● **Material provided**
-*-*-

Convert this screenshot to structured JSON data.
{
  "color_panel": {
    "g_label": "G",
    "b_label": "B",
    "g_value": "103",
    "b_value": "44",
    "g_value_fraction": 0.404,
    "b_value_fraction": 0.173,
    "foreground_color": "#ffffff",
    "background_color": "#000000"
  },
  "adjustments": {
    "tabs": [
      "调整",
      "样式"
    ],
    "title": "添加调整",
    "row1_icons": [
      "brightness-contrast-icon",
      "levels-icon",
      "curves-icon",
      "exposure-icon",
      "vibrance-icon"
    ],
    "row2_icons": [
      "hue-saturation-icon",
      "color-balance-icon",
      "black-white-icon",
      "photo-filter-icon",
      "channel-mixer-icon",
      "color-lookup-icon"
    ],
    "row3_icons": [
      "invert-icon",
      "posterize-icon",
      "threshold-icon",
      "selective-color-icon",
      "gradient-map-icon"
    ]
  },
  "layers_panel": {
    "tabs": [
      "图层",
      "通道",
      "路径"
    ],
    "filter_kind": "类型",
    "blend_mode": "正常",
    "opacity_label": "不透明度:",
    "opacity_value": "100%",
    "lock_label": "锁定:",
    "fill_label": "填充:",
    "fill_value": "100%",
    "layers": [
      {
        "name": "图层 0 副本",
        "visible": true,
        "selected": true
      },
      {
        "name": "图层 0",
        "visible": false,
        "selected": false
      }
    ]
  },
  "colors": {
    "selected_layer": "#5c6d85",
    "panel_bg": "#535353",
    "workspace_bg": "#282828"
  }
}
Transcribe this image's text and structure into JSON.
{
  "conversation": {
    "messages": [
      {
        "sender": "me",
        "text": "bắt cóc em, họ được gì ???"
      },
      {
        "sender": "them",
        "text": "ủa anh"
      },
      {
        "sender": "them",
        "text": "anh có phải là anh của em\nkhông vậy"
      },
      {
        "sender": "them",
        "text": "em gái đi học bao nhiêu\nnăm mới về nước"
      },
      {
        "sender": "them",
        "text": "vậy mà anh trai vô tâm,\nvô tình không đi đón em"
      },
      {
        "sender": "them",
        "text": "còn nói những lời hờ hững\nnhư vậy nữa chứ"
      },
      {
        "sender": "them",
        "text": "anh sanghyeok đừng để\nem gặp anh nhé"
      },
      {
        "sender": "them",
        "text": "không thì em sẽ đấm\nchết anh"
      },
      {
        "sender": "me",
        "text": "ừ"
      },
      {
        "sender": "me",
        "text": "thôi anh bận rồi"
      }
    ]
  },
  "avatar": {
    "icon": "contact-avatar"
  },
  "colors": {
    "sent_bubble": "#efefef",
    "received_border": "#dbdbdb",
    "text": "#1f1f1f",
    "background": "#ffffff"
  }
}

-*-*-

● **Given exercise**
Repeat, with no changes, each line from the one with "Transcribe this image's" to the end of the listing, including both ends and nothing else.

● **Complete response**
Transcribe this image's text and structure into JSON.
{
  "conversation": {
    "messages": [
      {
        "sender": "me",
        "text": "bắt cóc em, họ được gì ???"
      },
      {
        "sender": "them",
        "text": "ủa anh"
      },
      {
        "sender": "them",
        "text": "anh có phải là anh của em\nkhông vậy"
      },
      {
        "sender": "them",
        "text": "em gái đi học bao nhiêu\nnăm mới về nước"
      },
      {
        "sender": "them",
        "text": "vậy mà anh trai vô tâm,\nvô tình không đi đón em"
      },
      {
        "sender": "them",
        "text": "còn nói những lời hờ hững\nnhư vậy nữa chứ"
      },
      {
        "sender": "them",
        "text": "anh sanghyeok đừng để\nem gặp anh nhé"
      },
      {
        "sender": "them",
        "text": "không thì em sẽ đấm\nchết anh"
      },
      {
        "sender": "me",
        "text": "ừ"
      },
      {
        "sender": "me",
        "text": "thôi anh bận rồi"
      }
    ]
  },
  "avatar": {
    "icon": "contact-avatar"
  },
  "colors": {
    "sent_bubble": "#efefef",
    "received_border": "#dbdbdb",
    "text": "#1f1f1f",
    "background": "#ffffff"
  }
}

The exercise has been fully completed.